__Given task__. Set down all of the entries word for word, omitting the images they contain.

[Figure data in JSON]
————
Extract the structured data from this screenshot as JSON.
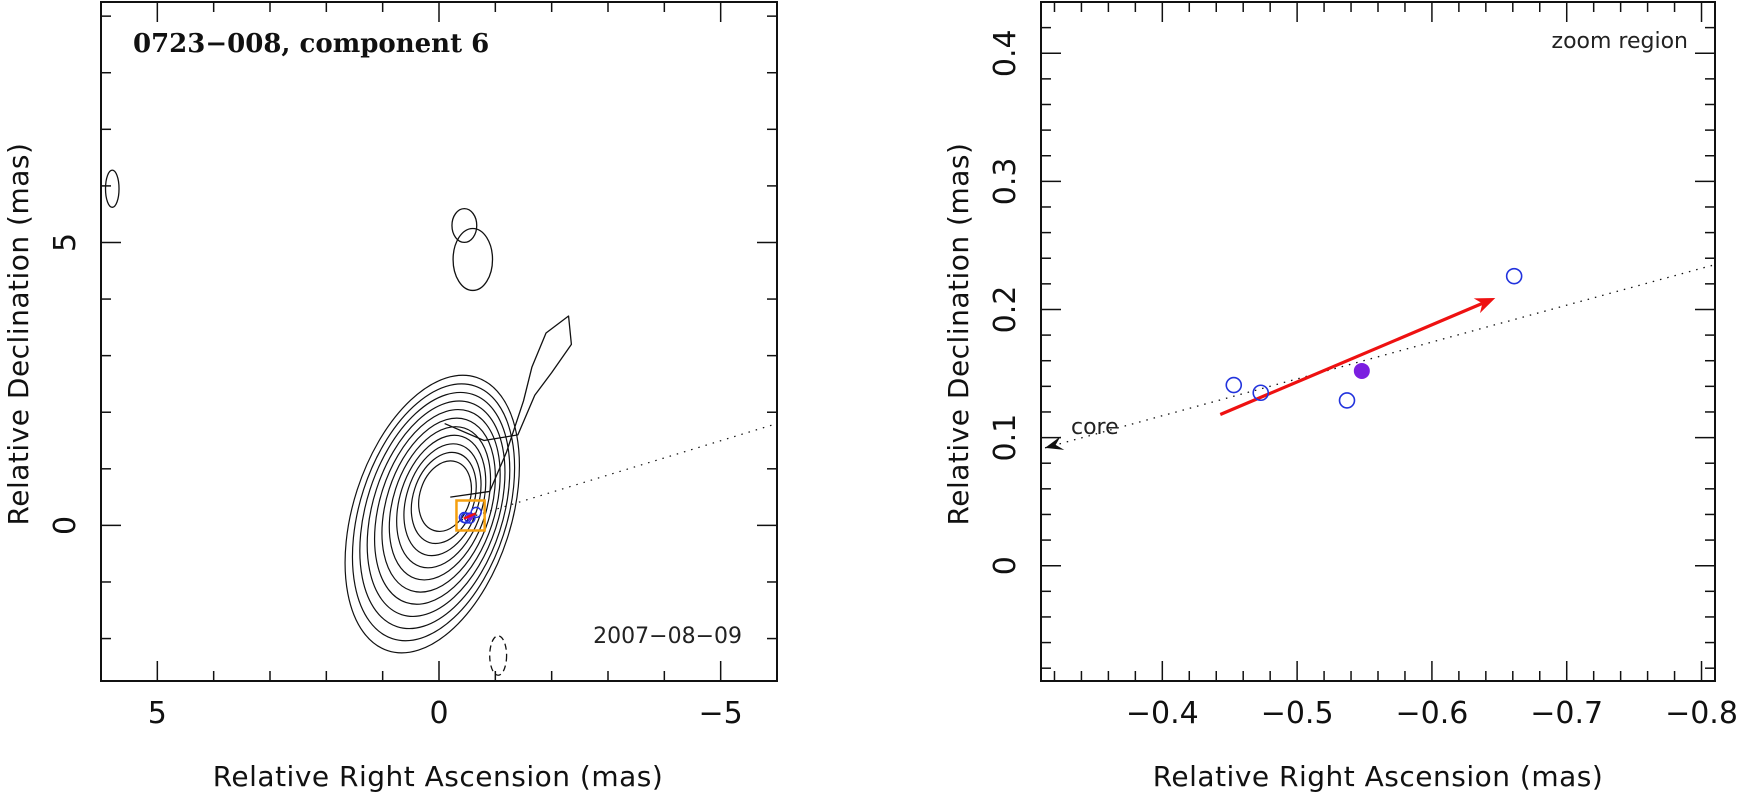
{
  "chart_data": [
    {
      "type": "scatter",
      "panel": "left",
      "title": "0723−008, component 6",
      "annotation": "2007−08−09",
      "xlabel": "Relative Right Ascension (mas)",
      "ylabel": "Relative Declination (mas)",
      "xlim": [
        6.0,
        -6.0
      ],
      "ylim": [
        -2.75,
        9.25
      ],
      "x_ticks": [
        {
          "v": 5,
          "label": "5"
        },
        {
          "v": 0,
          "label": "0"
        },
        {
          "v": -5,
          "label": "−5"
        }
      ],
      "y_ticks": [
        {
          "v": 0,
          "label": "0"
        },
        {
          "v": 5,
          "label": "5"
        }
      ],
      "contours": {
        "core_center": [
          0.12,
          0.2
        ],
        "core_levels": 11,
        "extended": [
          [
            -0.2,
            0.5
          ],
          [
            -0.9,
            0.6
          ],
          [
            -1.2,
            1.3
          ],
          [
            -1.5,
            2.2
          ],
          [
            -1.65,
            2.8
          ],
          [
            -1.9,
            3.4
          ],
          [
            -2.3,
            3.7
          ],
          [
            -2.35,
            3.2
          ],
          [
            -2.0,
            2.7
          ],
          [
            -1.7,
            2.3
          ],
          [
            -1.4,
            1.6
          ],
          [
            -0.8,
            1.5
          ],
          [
            -0.1,
            1.8
          ]
        ],
        "islands": [
          {
            "cx": -0.45,
            "cy": 5.3,
            "rx": 0.22,
            "ry": 0.3
          },
          {
            "cx": -0.6,
            "cy": 4.7,
            "rx": 0.35,
            "ry": 0.55
          },
          {
            "cx": 5.8,
            "cy": 5.95,
            "rx": 0.12,
            "ry": 0.33
          },
          {
            "cx": -1.05,
            "cy": -2.3,
            "rx": 0.15,
            "ry": 0.35,
            "dashed": true
          }
        ]
      },
      "jet_line": {
        "from": [
          -0.4,
          0.1
        ],
        "to": [
          -6.0,
          1.8
        ]
      },
      "zoom_box": {
        "x": [
          -0.31,
          -0.81
        ],
        "y": [
          -0.09,
          0.44
        ]
      },
      "markers": [
        {
          "x": -0.45,
          "y": 0.14
        },
        {
          "x": -0.48,
          "y": 0.13
        },
        {
          "x": -0.55,
          "y": 0.13
        },
        {
          "x": -0.66,
          "y": 0.23
        }
      ],
      "filled_marker": {
        "x": -0.55,
        "y": 0.15
      }
    },
    {
      "type": "scatter",
      "panel": "right",
      "annotation": "zoom region",
      "core_label": "core",
      "xlabel": "Relative Right Ascension (mas)",
      "ylabel": "Relative Declination (mas)",
      "xlim": [
        -0.31,
        -0.81
      ],
      "ylim": [
        -0.09,
        0.44
      ],
      "x_ticks": [
        {
          "v": -0.4,
          "label": "−0.4"
        },
        {
          "v": -0.5,
          "label": "−0.5"
        },
        {
          "v": -0.6,
          "label": "−0.6"
        },
        {
          "v": -0.7,
          "label": "−0.7"
        },
        {
          "v": -0.8,
          "label": "−0.8"
        }
      ],
      "y_ticks": [
        {
          "v": 0,
          "label": "0"
        },
        {
          "v": 0.1,
          "label": "0.1"
        },
        {
          "v": 0.2,
          "label": "0.2"
        },
        {
          "v": 0.3,
          "label": "0.3"
        },
        {
          "v": 0.4,
          "label": "0.4"
        }
      ],
      "open_points": [
        {
          "x": -0.453,
          "y": 0.141
        },
        {
          "x": -0.473,
          "y": 0.135
        },
        {
          "x": -0.537,
          "y": 0.129
        },
        {
          "x": -0.661,
          "y": 0.226
        }
      ],
      "filled_point": {
        "x": -0.548,
        "y": 0.152
      },
      "velocity_arrow": {
        "from": [
          -0.443,
          0.118
        ],
        "to": [
          -0.647,
          0.209
        ],
        "color": "#ee1111"
      },
      "jet_line": {
        "from": [
          -0.313,
          0.092
        ],
        "to": [
          -0.81,
          0.235
        ]
      },
      "core_arrow": {
        "x": -0.313,
        "y": 0.092
      }
    }
  ],
  "colors": {
    "axis": "#111111",
    "contour": "#111111",
    "open_marker": "#2233dd",
    "filled_marker": "#7b1fe0",
    "arrow": "#ee1111",
    "zoom_box": "#f5a00f"
  }
}
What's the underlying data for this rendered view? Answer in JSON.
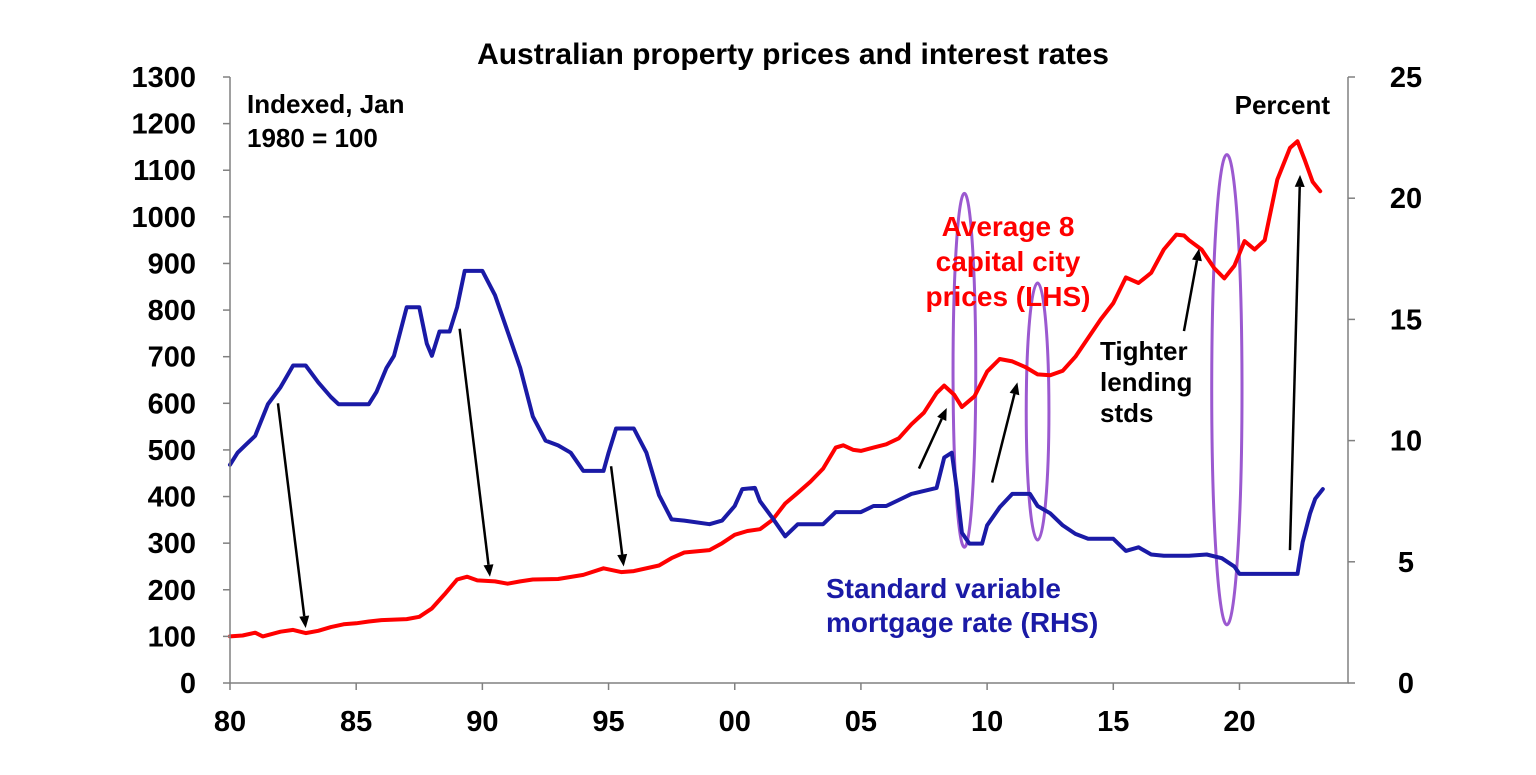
————
__The answer__.
Extract the structured data from this screenshot as JSON.
{
  "chart_data": [
    {
      "type": "scatter",
      "panel": "left",
      "title": "0723−008, component 6",
      "annotation": "2007−08−09",
      "xlabel": "Relative Right Ascension (mas)",
      "ylabel": "Relative Declination (mas)",
      "xlim": [
        6.0,
        -6.0
      ],
      "ylim": [
        -2.75,
        9.25
      ],
      "x_ticks": [
        {
          "v": 5,
          "label": "5"
        },
        {
          "v": 0,
          "label": "0"
        },
        {
          "v": -5,
          "label": "−5"
        }
      ],
      "y_ticks": [
        {
          "v": 0,
          "label": "0"
        },
        {
          "v": 5,
          "label": "5"
        }
      ],
      "contours": {
        "core_center": [
          0.12,
          0.2
        ],
        "core_levels": 11,
        "extended": [
          [
            -0.2,
            0.5
          ],
          [
            -0.9,
            0.6
          ],
          [
            -1.2,
            1.3
          ],
          [
            -1.5,
            2.2
          ],
          [
            -1.65,
            2.8
          ],
          [
            -1.9,
            3.4
          ],
          [
            -2.3,
            3.7
          ],
          [
            -2.35,
            3.2
          ],
          [
            -2.0,
            2.7
          ],
          [
            -1.7,
            2.3
          ],
          [
            -1.4,
            1.6
          ],
          [
            -0.8,
            1.5
          ],
          [
            -0.1,
            1.8
          ]
        ],
        "islands": [
          {
            "cx": -0.45,
            "cy": 5.3,
            "rx": 0.22,
            "ry": 0.3
          },
          {
            "cx": -0.6,
            "cy": 4.7,
            "rx": 0.35,
            "ry": 0.55
          },
          {
            "cx": 5.8,
            "cy": 5.95,
            "rx": 0.12,
            "ry": 0.33
          },
          {
            "cx": -1.05,
            "cy": -2.3,
            "rx": 0.15,
            "ry": 0.35,
            "dashed": true
          }
        ]
      },
      "jet_line": {
        "from": [
          -0.4,
          0.1
        ],
        "to": [
          -6.0,
          1.8
        ]
      },
      "zoom_box": {
        "x": [
          -0.31,
          -0.81
        ],
        "y": [
          -0.09,
          0.44
        ]
      },
      "markers": [
        {
          "x": -0.45,
          "y": 0.14
        },
        {
          "x": -0.48,
          "y": 0.13
        },
        {
          "x": -0.55,
          "y": 0.13
        },
        {
          "x": -0.66,
          "y": 0.23
        }
      ],
      "filled_marker": {
        "x": -0.55,
        "y": 0.15
      }
    },
    {
      "type": "scatter",
      "panel": "right",
      "annotation": "zoom region",
      "core_label": "core",
      "xlabel": "Relative Right Ascension (mas)",
      "ylabel": "Relative Declination (mas)",
      "xlim": [
        -0.31,
        -0.81
      ],
      "ylim": [
        -0.09,
        0.44
      ],
      "x_ticks": [
        {
          "v": -0.4,
          "label": "−0.4"
        },
        {
          "v": -0.5,
          "label": "−0.5"
        },
        {
          "v": -0.6,
          "label": "−0.6"
        },
        {
          "v": -0.7,
          "label": "−0.7"
        },
        {
          "v": -0.8,
          "label": "−0.8"
        }
      ],
      "y_ticks": [
        {
          "v": 0,
          "label": "0"
        },
        {
          "v": 0.1,
          "label": "0.1"
        },
        {
          "v": 0.2,
          "label": "0.2"
        },
        {
          "v": 0.3,
          "label": "0.3"
        },
        {
          "v": 0.4,
          "label": "0.4"
        }
      ],
      "open_points": [
        {
          "x": -0.453,
          "y": 0.141
        },
        {
          "x": -0.473,
          "y": 0.135
        },
        {
          "x": -0.537,
          "y": 0.129
        },
        {
          "x": -0.661,
          "y": 0.226
        }
      ],
      "filled_point": {
        "x": -0.548,
        "y": 0.152
      },
      "velocity_arrow": {
        "from": [
          -0.443,
          0.118
        ],
        "to": [
          -0.647,
          0.209
        ],
        "color": "#ee1111"
      },
      "jet_line": {
        "from": [
          -0.313,
          0.092
        ],
        "to": [
          -0.81,
          0.235
        ]
      },
      "core_arrow": {
        "x": -0.313,
        "y": 0.092
      }
    }
  ],
  "colors": {
    "axis": "#111111",
    "contour": "#111111",
    "open_marker": "#2233dd",
    "filled_marker": "#7b1fe0",
    "arrow": "#ee1111",
    "zoom_box": "#f5a00f"
  }
}
What's the underlying data for this rendered view? Answer in JSON.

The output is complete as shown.